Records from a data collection
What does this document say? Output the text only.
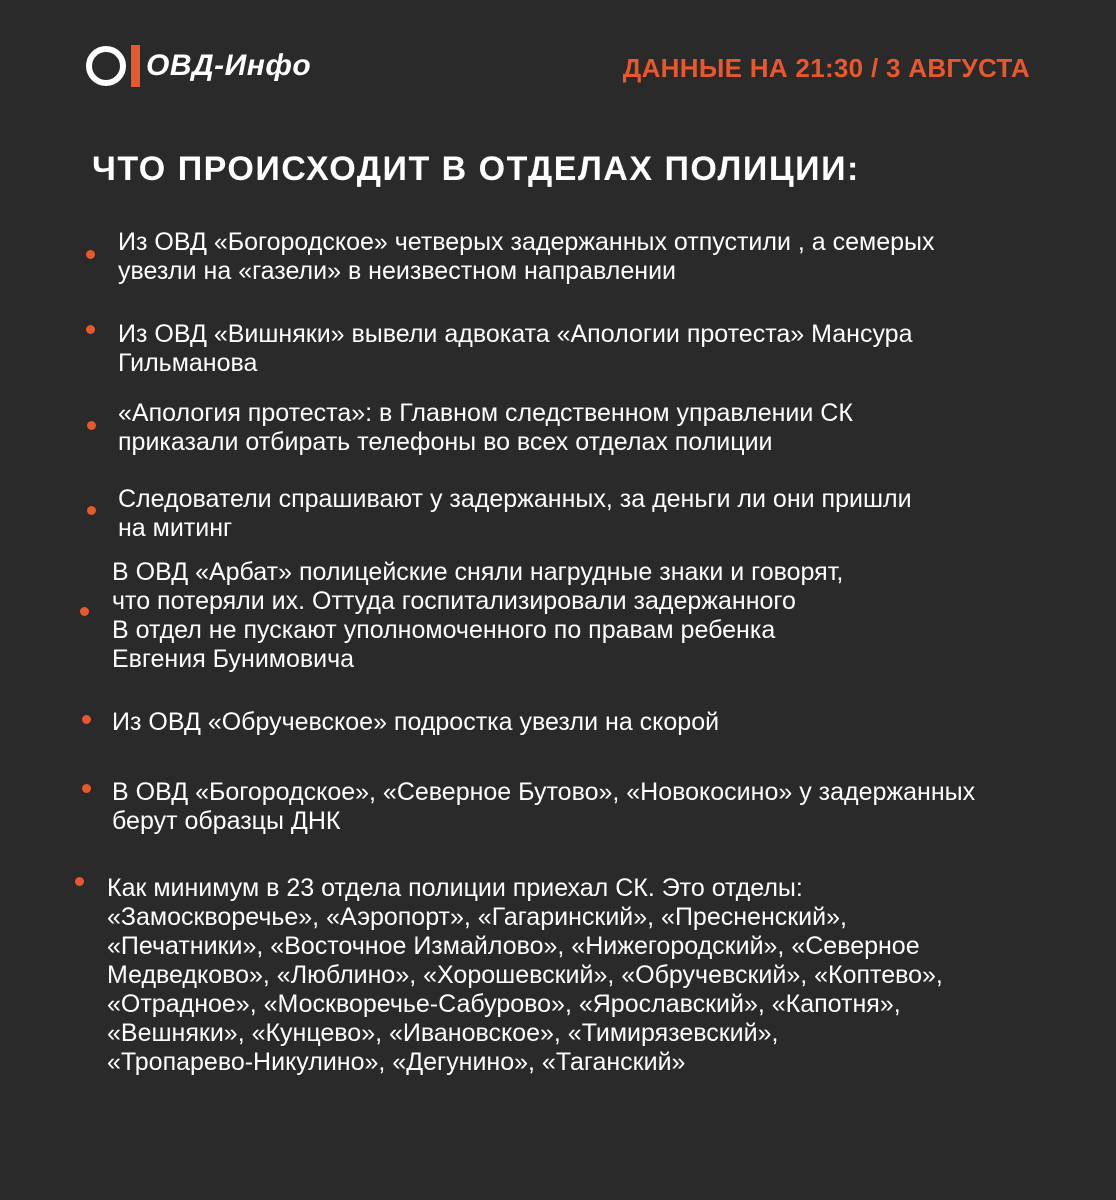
ОВД-Инфо	ДАННЫЕ НА 21:30 / 3 АВГУСТА
ЧТО ПРОИСХОДИТ В ОТДЕЛАХ ПОЛИЦИИ:
Из ОВД «Богородское» четверых задержанных отпустили , а семерых
увезли на «газели» в неизвестном направлении
Из ОВД «Вишняки» вывели адвоката «Апологии протеста» Мансура
Гильманова
«Апология протеста»: в Главном следственном управлении СК
приказали отбирать телефоны во всех отделах полиции
Следователи спрашивают у задержанных, за деньги ли они пришли
на митинг
В ОВД «Арбат» полицейские сняли нагрудные знаки и говорят,
что потеряли их. Оттуда госпитализировали задержанного
В отдел не пускают уполномоченного по правам ребенка
Евгения Бунимовича
Из ОВД «Обручевское» подростка увезли на скорой
В ОВД «Богородское», «Северное Бутово», «Новокосино» у задержанных
берут образцы ДНК
Как минимум в 23 отдела полиции приехал СК. Это отделы:
«Замоскворечье», «Аэропорт», «Гагаринский», «Пресненский»,
«Печатники», «Восточное Измайлово», «Нижегородский», «Северное
Медведково», «Люблино», «Хорошевский», «Обручевский», «Коптево»,
«Отрадное», «Москворечье-Сабурово», «Ярославский», «Капотня»,
«Вешняки», «Кунцево», «Ивановское», «Тимирязевский»,
«Тропарево-Никулино», «Дегунино», «Таганский»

(Exercise brief) Give an exact copy of the material, leaving out every picture.

(Result of the task)
What does this document say? Output the text only.
ОВД-Инфо	ДАННЫЕ НА 21:30 / 3 АВГУСТА
ЧТО ПРОИСХОДИТ В ОТДЕЛАХ ПОЛИЦИИ:
Из ОВД «Богородское» четверых задержанных отпустили , а семерых
увезли на «газели» в неизвестном направлении
Из ОВД «Вишняки» вывели адвоката «Апологии протеста» Мансура
Гильманова
«Апология протеста»: в Главном следственном управлении СК
приказали отбирать телефоны во всех отделах полиции
Следователи спрашивают у задержанных, за деньги ли они пришли
на митинг
В ОВД «Арбат» полицейские сняли нагрудные знаки и говорят,
что потеряли их. Оттуда госпитализировали задержанного
В отдел не пускают уполномоченного по правам ребенка
Евгения Бунимовича
Из ОВД «Обручевское» подростка увезли на скорой
В ОВД «Богородское», «Северное Бутово», «Новокосино» у задержанных
берут образцы ДНК
Как минимум в 23 отдела полиции приехал СК. Это отделы:
«Замоскворечье», «Аэропорт», «Гагаринский», «Пресненский»,
«Печатники», «Восточное Измайлово», «Нижегородский», «Северное
Медведково», «Люблино», «Хорошевский», «Обручевский», «Коптево»,
«Отрадное», «Москворечье-Сабурово», «Ярославский», «Капотня»,
«Вешняки», «Кунцево», «Ивановское», «Тимирязевский»,
«Тропарево-Никулино», «Дегунино», «Таганский»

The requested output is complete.